Identify each line below containing the string "prisoners" and copy it.

========

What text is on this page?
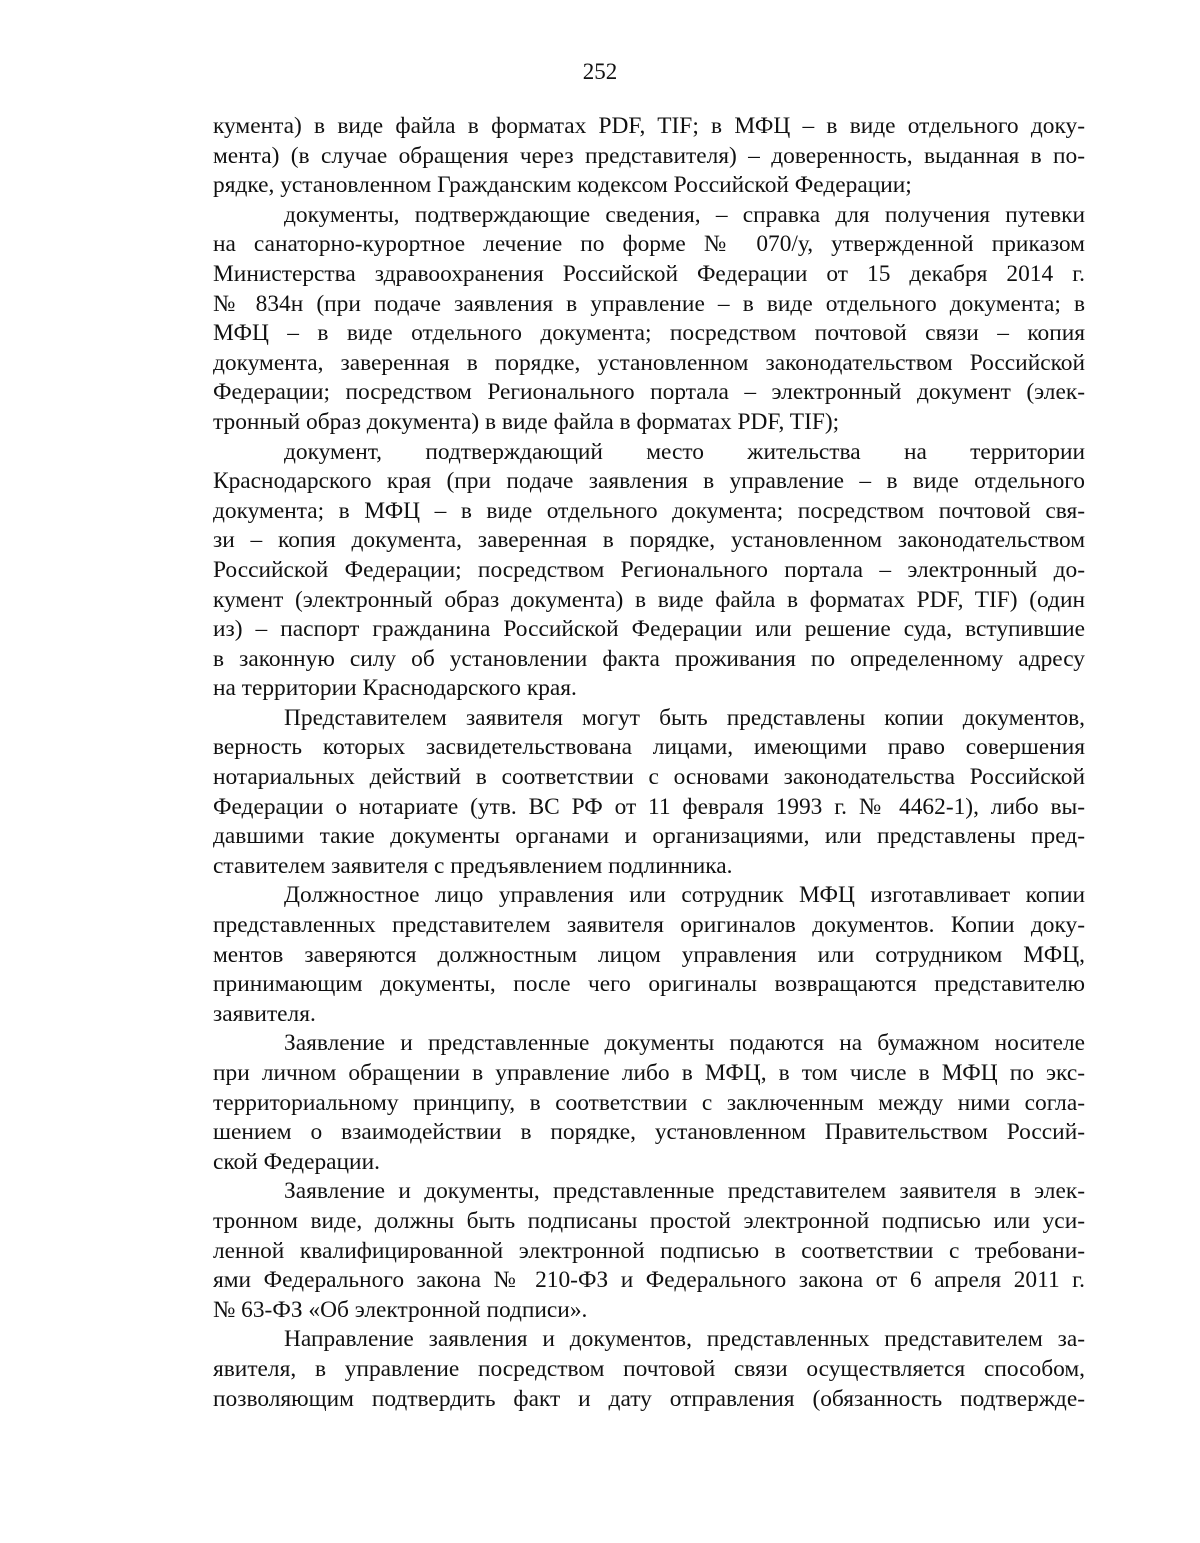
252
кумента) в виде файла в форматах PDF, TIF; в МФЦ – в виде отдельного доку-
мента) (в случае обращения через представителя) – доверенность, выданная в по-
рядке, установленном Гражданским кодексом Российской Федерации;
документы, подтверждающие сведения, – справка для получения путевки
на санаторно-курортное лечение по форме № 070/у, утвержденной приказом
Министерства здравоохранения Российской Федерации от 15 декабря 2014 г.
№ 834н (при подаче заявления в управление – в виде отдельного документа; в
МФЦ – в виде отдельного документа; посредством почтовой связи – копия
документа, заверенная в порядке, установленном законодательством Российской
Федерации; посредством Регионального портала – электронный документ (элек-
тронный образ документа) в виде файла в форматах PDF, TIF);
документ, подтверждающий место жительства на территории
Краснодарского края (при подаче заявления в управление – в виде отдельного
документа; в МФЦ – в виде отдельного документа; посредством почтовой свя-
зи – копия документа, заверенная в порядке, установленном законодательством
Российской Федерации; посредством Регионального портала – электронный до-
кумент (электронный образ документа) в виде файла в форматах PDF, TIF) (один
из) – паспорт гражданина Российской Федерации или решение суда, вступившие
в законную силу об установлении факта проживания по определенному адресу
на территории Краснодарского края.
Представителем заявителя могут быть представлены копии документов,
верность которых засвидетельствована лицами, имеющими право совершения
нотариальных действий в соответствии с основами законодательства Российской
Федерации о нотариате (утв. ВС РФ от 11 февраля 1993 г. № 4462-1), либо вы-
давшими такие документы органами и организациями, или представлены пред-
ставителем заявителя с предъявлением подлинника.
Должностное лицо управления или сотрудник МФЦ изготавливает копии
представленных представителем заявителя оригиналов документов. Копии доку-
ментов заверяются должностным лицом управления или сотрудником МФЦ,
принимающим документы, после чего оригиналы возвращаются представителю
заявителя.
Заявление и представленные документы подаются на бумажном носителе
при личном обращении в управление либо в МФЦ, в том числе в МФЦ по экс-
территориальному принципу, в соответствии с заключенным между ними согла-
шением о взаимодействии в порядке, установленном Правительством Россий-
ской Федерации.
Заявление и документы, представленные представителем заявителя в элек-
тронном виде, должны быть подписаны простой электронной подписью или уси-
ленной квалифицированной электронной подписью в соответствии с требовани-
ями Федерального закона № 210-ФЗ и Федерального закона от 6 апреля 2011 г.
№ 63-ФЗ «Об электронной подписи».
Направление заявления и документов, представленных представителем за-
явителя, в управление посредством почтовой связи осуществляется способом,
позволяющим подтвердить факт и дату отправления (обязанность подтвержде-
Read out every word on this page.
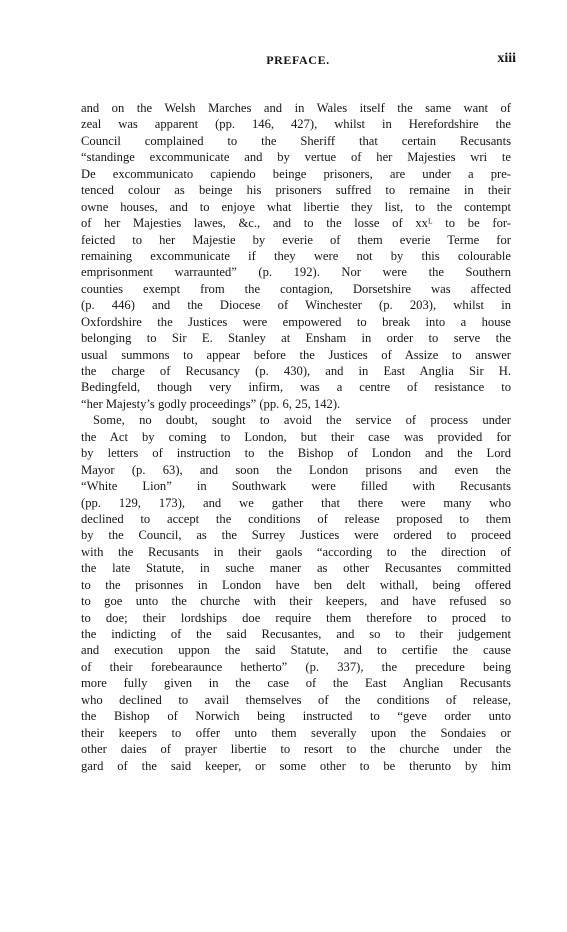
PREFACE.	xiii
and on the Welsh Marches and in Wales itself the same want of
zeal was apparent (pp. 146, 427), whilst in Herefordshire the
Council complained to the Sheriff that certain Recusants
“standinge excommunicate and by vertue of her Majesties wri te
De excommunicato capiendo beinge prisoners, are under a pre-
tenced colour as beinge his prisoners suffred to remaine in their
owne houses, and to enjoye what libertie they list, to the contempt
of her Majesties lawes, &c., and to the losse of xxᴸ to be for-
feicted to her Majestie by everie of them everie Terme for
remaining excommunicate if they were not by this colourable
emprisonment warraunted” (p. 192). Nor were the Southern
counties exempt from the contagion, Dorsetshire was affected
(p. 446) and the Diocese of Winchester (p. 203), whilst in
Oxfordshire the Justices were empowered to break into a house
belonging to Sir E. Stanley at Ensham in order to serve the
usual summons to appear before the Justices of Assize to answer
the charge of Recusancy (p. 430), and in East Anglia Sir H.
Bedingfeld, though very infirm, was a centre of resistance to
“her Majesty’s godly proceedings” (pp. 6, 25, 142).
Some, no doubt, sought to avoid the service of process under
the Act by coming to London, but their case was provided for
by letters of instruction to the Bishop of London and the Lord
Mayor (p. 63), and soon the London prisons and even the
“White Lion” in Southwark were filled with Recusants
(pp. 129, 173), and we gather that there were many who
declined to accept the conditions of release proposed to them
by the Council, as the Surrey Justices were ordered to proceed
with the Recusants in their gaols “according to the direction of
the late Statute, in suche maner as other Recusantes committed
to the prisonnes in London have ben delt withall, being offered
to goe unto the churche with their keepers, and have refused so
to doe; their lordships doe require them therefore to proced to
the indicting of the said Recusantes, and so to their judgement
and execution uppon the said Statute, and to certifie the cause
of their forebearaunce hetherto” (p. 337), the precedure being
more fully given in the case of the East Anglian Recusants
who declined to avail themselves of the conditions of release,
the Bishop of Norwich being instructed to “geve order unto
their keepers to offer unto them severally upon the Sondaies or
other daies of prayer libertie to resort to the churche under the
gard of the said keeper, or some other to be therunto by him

========

Solved exercise ::
De excommunicato capiendo beinge prisoners, are under a pre-
tenced colour as beinge his prisoners suffred to remaine in their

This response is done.